TASK PROMPT → Of all the lines in these entries, how many contain the string "values"? Give only that count.

TASK INPUTS →
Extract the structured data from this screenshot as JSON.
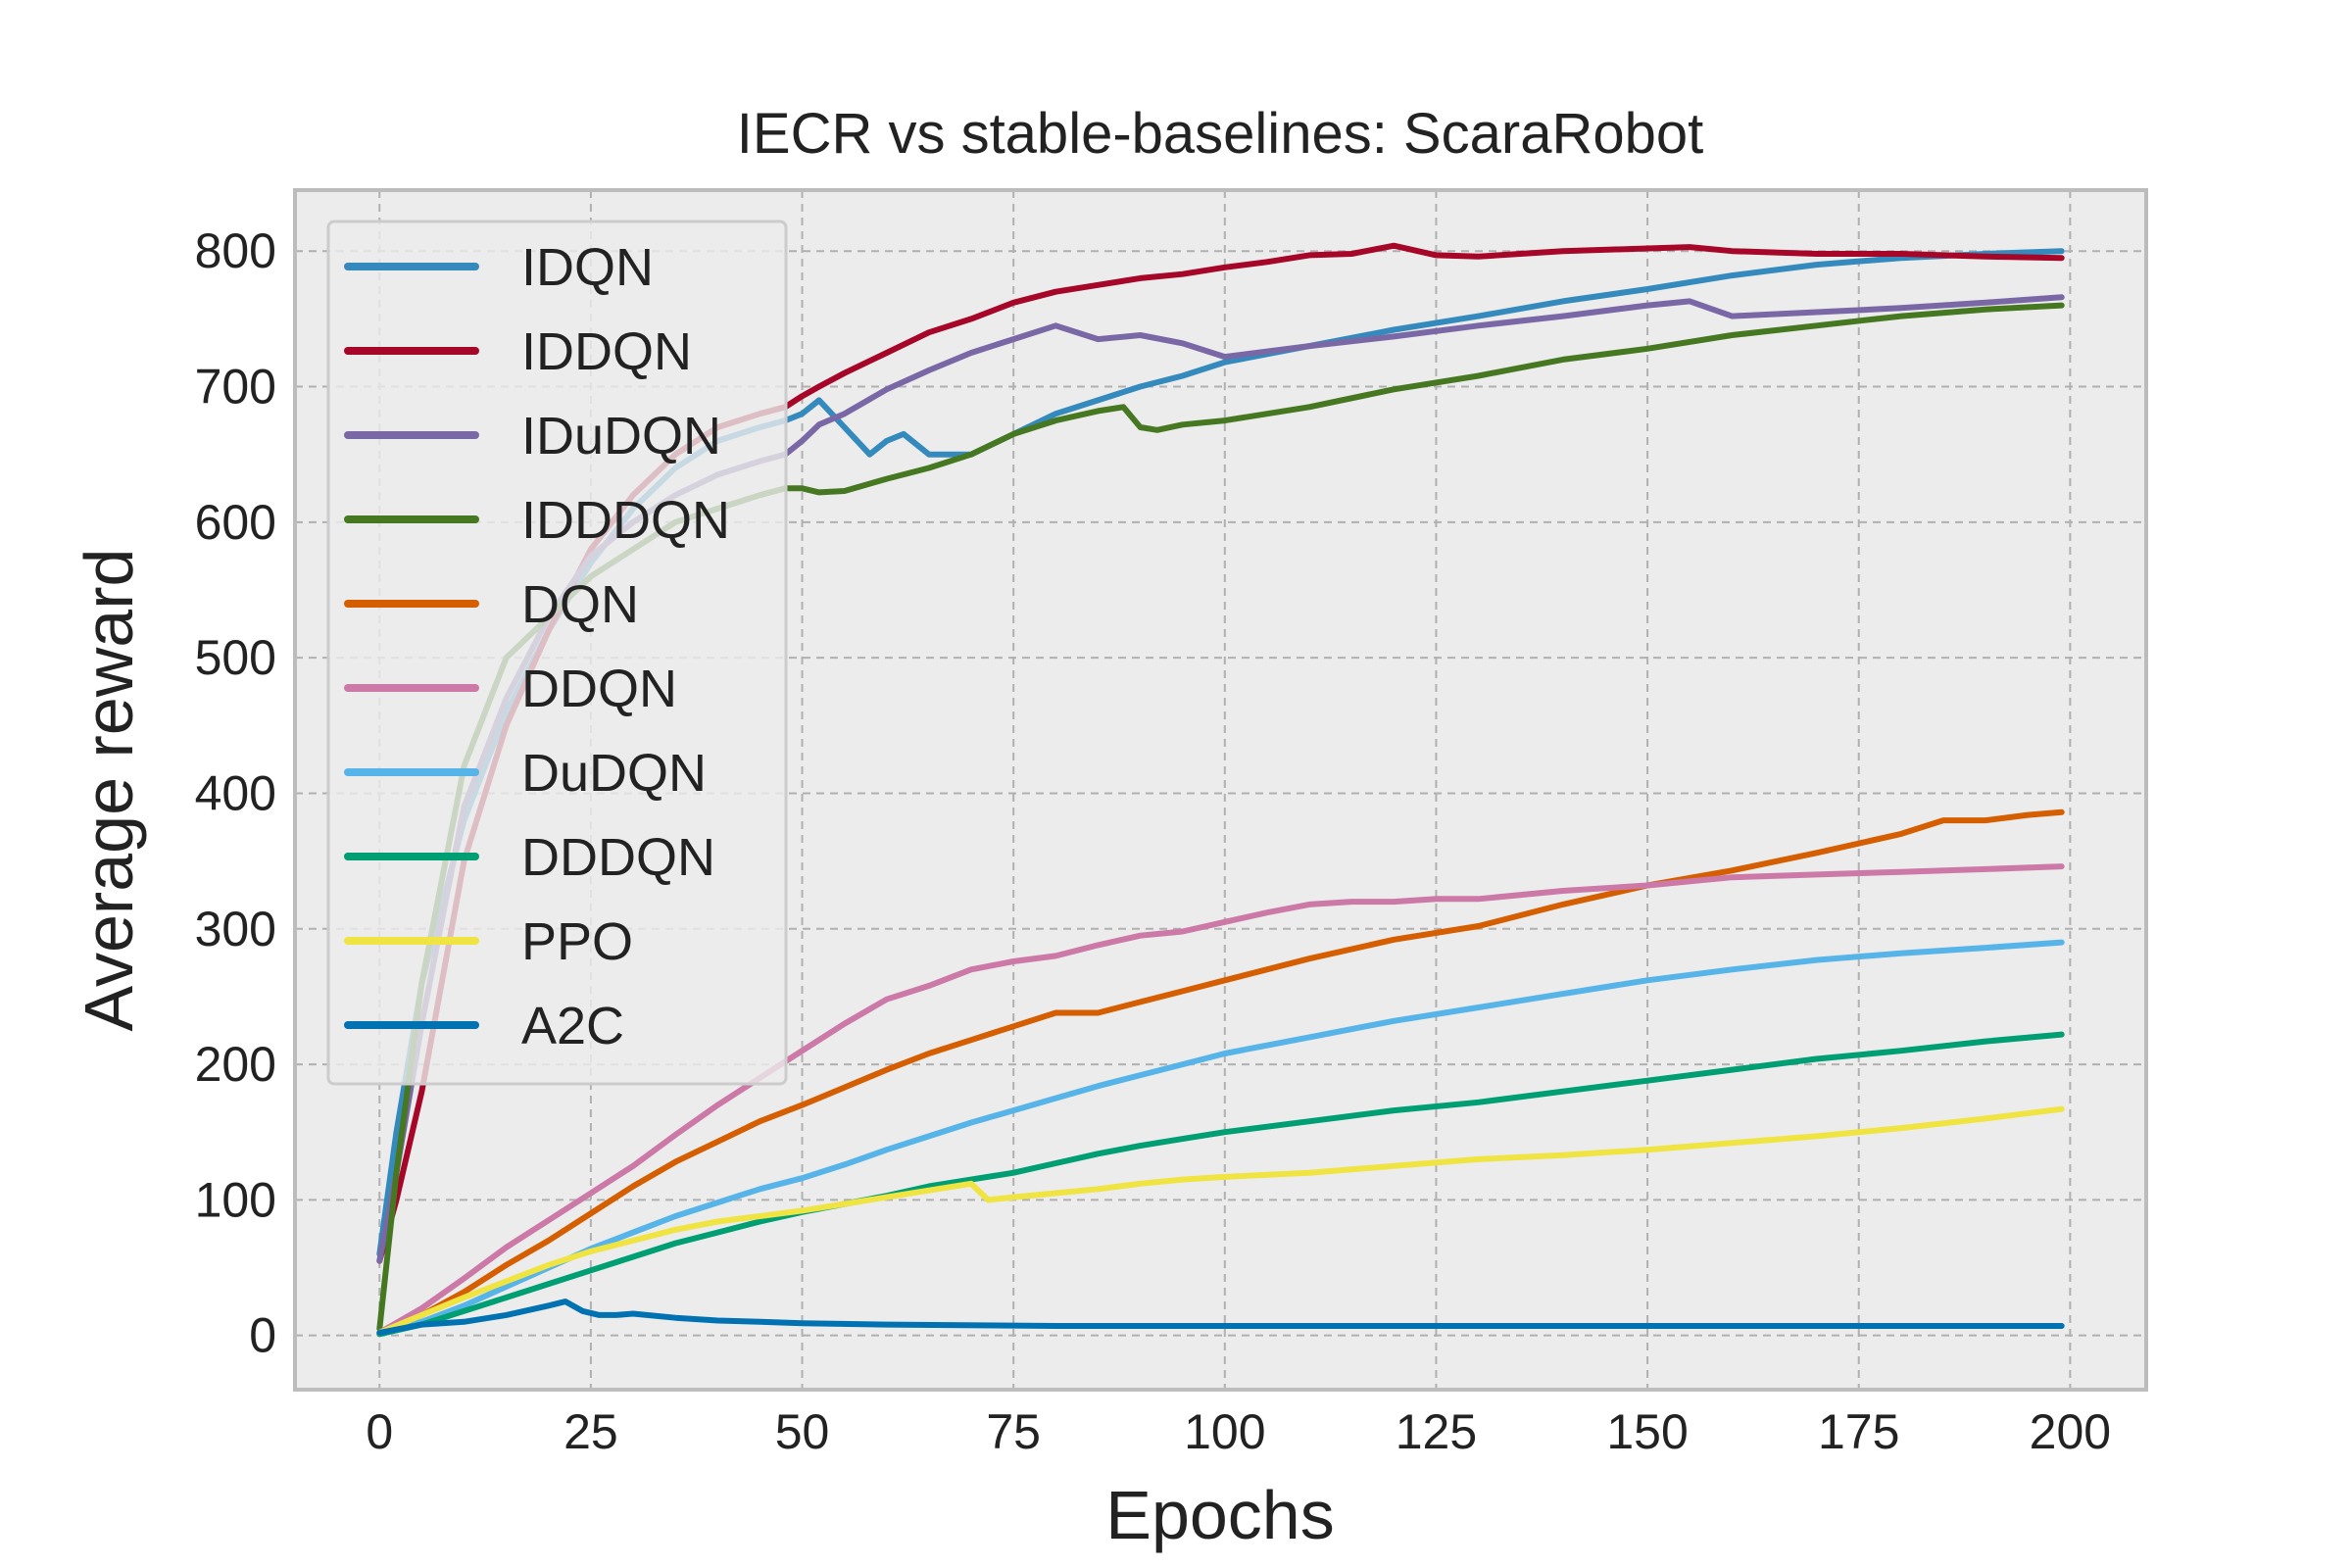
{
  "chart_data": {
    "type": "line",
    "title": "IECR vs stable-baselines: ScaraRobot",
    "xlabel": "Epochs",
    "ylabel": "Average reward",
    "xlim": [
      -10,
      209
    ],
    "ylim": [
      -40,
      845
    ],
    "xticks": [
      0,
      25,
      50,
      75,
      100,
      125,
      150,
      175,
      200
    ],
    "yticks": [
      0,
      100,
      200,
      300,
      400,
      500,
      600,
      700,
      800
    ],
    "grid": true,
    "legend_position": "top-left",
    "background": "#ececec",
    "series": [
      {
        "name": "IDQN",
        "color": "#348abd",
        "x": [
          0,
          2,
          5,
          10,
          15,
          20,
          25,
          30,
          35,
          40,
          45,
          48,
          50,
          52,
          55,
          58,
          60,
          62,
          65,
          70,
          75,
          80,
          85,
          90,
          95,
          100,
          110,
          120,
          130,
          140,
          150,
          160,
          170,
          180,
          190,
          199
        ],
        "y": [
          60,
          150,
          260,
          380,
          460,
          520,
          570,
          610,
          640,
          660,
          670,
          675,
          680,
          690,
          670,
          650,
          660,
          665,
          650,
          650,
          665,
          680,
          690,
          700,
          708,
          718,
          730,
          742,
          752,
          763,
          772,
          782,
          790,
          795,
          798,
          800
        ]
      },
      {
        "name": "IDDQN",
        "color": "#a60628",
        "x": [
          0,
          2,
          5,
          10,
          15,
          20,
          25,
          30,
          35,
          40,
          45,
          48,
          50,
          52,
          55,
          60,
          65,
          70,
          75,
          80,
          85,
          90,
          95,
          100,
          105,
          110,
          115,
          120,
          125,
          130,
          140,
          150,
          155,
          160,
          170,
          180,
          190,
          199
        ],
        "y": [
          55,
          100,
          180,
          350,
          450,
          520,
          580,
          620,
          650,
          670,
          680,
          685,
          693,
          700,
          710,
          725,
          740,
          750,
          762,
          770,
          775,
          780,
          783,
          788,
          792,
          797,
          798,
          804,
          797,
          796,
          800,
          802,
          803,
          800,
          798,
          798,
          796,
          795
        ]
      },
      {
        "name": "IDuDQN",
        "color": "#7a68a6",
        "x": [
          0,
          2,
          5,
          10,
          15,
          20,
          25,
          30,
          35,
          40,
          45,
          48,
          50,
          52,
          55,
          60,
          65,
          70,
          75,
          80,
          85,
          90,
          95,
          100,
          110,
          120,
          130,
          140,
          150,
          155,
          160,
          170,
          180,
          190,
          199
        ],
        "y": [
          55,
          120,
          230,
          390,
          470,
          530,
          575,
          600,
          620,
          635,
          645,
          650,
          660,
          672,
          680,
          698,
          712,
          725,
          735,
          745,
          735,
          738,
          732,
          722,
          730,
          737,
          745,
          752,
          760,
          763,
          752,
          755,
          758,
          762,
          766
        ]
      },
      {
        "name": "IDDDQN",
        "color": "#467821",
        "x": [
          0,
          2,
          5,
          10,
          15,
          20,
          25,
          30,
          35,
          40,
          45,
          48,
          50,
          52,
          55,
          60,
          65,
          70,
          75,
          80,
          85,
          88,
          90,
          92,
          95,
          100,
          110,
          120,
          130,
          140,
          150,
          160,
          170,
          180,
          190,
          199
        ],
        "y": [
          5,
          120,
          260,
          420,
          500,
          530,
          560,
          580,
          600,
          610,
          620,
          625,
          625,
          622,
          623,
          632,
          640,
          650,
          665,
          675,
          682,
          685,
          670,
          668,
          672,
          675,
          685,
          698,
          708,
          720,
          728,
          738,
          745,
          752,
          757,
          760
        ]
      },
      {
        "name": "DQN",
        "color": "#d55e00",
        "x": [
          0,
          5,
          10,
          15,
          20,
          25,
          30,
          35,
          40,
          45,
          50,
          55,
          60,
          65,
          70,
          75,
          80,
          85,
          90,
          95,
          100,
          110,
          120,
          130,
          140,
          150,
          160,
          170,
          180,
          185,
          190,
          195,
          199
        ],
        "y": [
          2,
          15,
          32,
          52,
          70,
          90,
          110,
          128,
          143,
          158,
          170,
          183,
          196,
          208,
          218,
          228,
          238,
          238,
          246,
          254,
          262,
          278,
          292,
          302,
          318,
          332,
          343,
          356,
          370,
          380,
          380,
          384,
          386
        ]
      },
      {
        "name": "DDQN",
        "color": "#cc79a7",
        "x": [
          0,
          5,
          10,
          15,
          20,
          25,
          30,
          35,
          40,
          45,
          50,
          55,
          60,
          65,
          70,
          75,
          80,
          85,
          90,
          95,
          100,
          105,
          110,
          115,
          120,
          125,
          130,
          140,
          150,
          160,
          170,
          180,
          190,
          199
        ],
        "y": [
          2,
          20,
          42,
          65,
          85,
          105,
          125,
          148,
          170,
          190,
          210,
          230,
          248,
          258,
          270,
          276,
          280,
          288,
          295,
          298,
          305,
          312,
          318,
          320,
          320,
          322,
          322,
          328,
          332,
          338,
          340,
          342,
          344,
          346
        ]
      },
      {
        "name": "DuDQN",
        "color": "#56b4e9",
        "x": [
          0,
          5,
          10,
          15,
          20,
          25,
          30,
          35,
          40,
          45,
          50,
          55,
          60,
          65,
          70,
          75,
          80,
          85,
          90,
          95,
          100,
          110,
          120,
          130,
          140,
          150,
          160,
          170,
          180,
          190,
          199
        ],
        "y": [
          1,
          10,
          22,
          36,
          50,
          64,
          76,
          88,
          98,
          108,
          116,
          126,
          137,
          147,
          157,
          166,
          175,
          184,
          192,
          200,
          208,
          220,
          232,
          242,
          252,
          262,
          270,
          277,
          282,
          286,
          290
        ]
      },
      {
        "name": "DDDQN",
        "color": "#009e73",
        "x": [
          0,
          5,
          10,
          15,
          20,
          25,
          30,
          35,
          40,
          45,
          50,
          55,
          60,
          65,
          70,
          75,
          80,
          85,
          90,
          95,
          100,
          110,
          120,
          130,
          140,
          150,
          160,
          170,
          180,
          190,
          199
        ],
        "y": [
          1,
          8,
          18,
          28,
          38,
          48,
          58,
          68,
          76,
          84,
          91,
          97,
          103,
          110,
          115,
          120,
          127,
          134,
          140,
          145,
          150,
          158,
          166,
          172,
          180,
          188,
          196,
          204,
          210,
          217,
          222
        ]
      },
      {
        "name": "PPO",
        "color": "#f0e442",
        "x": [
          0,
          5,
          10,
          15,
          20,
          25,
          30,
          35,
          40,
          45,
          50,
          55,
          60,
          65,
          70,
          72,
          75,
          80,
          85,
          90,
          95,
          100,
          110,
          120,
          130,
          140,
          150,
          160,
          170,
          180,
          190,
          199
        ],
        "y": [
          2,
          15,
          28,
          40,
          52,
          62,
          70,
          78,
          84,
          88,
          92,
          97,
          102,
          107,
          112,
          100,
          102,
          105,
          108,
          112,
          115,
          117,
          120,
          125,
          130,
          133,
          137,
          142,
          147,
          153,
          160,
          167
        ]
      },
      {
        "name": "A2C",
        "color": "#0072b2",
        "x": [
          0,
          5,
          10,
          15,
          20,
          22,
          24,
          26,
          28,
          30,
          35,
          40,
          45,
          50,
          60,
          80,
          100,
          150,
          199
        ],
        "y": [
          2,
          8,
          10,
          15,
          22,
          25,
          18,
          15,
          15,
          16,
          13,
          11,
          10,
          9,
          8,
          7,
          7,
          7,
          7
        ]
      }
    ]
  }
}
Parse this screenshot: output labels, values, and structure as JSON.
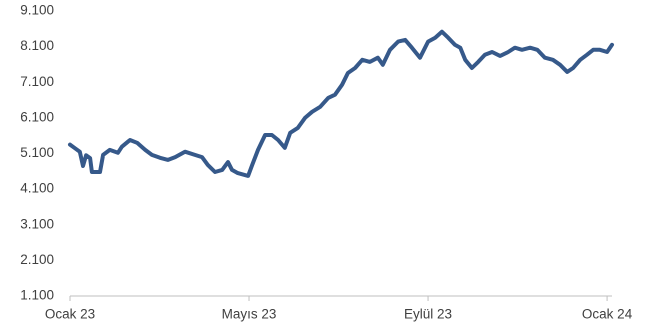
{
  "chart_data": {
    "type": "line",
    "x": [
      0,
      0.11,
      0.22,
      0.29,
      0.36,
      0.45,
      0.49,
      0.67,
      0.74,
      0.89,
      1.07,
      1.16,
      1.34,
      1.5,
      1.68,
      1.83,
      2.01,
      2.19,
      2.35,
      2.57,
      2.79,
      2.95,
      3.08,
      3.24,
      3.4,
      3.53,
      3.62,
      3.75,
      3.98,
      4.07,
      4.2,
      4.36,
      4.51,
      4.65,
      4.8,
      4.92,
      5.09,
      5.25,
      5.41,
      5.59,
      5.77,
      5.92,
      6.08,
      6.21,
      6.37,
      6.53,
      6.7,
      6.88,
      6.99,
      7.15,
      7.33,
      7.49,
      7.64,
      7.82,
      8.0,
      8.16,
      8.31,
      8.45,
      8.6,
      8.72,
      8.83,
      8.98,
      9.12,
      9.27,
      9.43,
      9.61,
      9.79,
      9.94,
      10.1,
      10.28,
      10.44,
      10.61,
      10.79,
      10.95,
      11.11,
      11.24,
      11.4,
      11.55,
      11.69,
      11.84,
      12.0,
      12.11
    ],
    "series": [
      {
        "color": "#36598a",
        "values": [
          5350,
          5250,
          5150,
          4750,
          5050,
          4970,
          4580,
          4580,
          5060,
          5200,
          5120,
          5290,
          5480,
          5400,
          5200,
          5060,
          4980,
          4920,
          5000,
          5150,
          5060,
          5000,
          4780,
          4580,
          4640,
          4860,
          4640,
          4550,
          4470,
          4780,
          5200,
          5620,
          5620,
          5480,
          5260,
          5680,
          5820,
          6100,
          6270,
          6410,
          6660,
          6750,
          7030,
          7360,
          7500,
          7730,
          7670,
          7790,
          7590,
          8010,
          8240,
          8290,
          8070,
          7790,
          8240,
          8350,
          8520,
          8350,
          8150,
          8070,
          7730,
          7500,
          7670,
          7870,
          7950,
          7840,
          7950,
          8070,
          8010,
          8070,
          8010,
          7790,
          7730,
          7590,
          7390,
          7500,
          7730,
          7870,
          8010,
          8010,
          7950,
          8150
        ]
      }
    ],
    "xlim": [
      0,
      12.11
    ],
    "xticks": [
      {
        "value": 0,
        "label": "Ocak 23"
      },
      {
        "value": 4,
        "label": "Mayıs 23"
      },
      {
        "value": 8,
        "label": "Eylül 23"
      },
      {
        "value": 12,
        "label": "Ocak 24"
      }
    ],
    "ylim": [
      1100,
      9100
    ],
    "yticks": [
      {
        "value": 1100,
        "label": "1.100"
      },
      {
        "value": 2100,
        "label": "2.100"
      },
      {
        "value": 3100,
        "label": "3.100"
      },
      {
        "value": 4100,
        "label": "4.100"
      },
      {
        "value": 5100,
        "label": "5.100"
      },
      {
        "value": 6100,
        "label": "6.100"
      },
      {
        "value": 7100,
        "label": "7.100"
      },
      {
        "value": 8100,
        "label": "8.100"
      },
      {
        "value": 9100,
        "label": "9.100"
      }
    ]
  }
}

FINISHED TASK → 2